__SHORT TASK__
Output the full listing below exactly, without the pictures.

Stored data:
<<<<
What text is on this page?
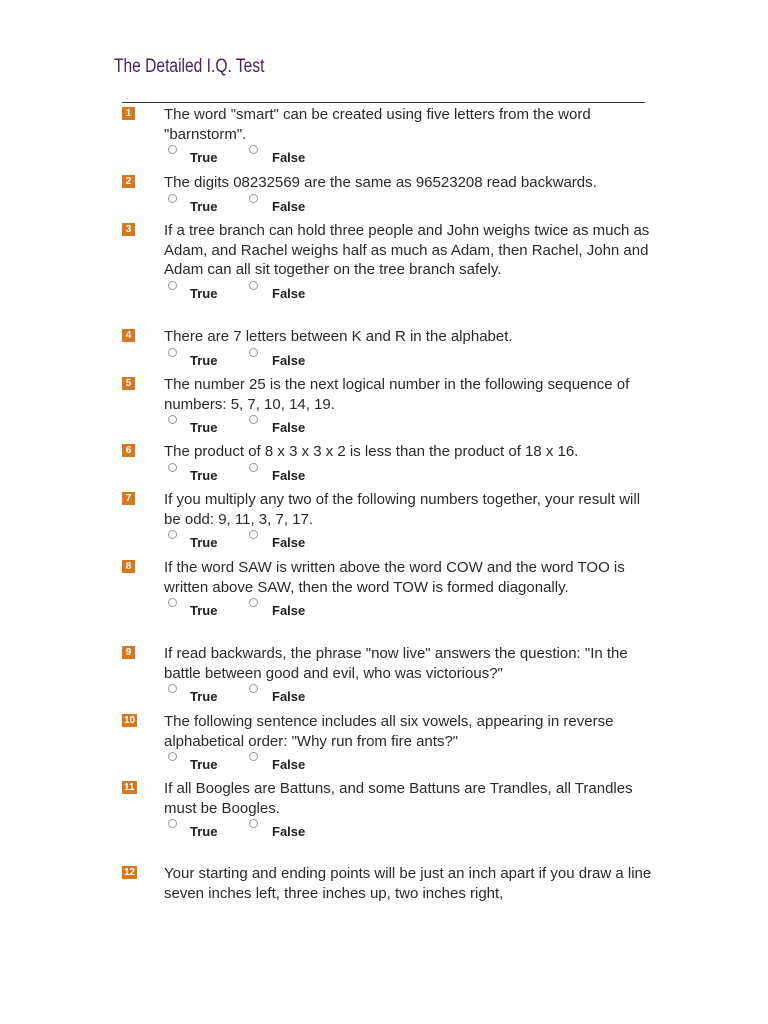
The Detailed I.Q. Test
1 The word "smart" can be created using five letters from the word "barnstorm".
True	False
2 The digits 08232569 are the same as 96523208 read backwards.
True	False
3 If a tree branch can hold three people and John weighs twice as much as Adam, and Rachel weighs half as much as Adam, then Rachel, John and Adam can all sit together on the tree branch safely.
True	False
4 There are 7 letters between K and R in the alphabet.
True	False
5 The number 25 is the next logical number in the following sequence of numbers: 5, 7, 10, 14, 19.
True	False
6 The product of 8 x 3 x 3 x 2 is less than the product of 18 x 16.
True	False
7 If you multiply any two of the following numbers together, your result will be odd: 9, 11, 3, 7, 17.
True	False
8 If the word SAW is written above the word COW and the word TOO is written above SAW, then the word TOW is formed diagonally.
True	False
9 If read backwards, the phrase "now live" answers the question: "In the battle between good and evil, who was victorious?"
True	False
10 The following sentence includes all six vowels, appearing in reverse alphabetical order: "Why run from fire ants?"
True	False
11 If all Boogles are Battuns, and some Battuns are Trandles, all Trandles must be Boogles.
True	False
12 Your starting and ending points will be just an inch apart if you draw a line seven inches left, three inches up, two inches right,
>>>>
__ANSWER TO THIS PROBLEM__
What text is on this page?
The Detailed I.Q. Test
1 The word "smart" can be created using five letters from the word "barnstorm".
True	False
2 The digits 08232569 are the same as 96523208 read backwards.
True	False
3 If a tree branch can hold three people and John weighs twice as much as Adam, and Rachel weighs half as much as Adam, then Rachel, John and Adam can all sit together on the tree branch safely.
True	False
4 There are 7 letters between K and R in the alphabet.
True	False
5 The number 25 is the next logical number in the following sequence of numbers: 5, 7, 10, 14, 19.
True	False
6 The product of 8 x 3 x 3 x 2 is less than the product of 18 x 16.
True	False
7 If you multiply any two of the following numbers together, your result will be odd: 9, 11, 3, 7, 17.
True	False
8 If the word SAW is written above the word COW and the word TOO is written above SAW, then the word TOW is formed diagonally.
True	False
9 If read backwards, the phrase "now live" answers the question: "In the battle between good and evil, who was victorious?"
True	False
10 The following sentence includes all six vowels, appearing in reverse alphabetical order: "Why run from fire ants?"
True	False
11 If all Boogles are Battuns, and some Battuns are Trandles, all Trandles must be Boogles.
True	False
12 Your starting and ending points will be just an inch apart if you draw a line seven inches left, three inches up, two inches right,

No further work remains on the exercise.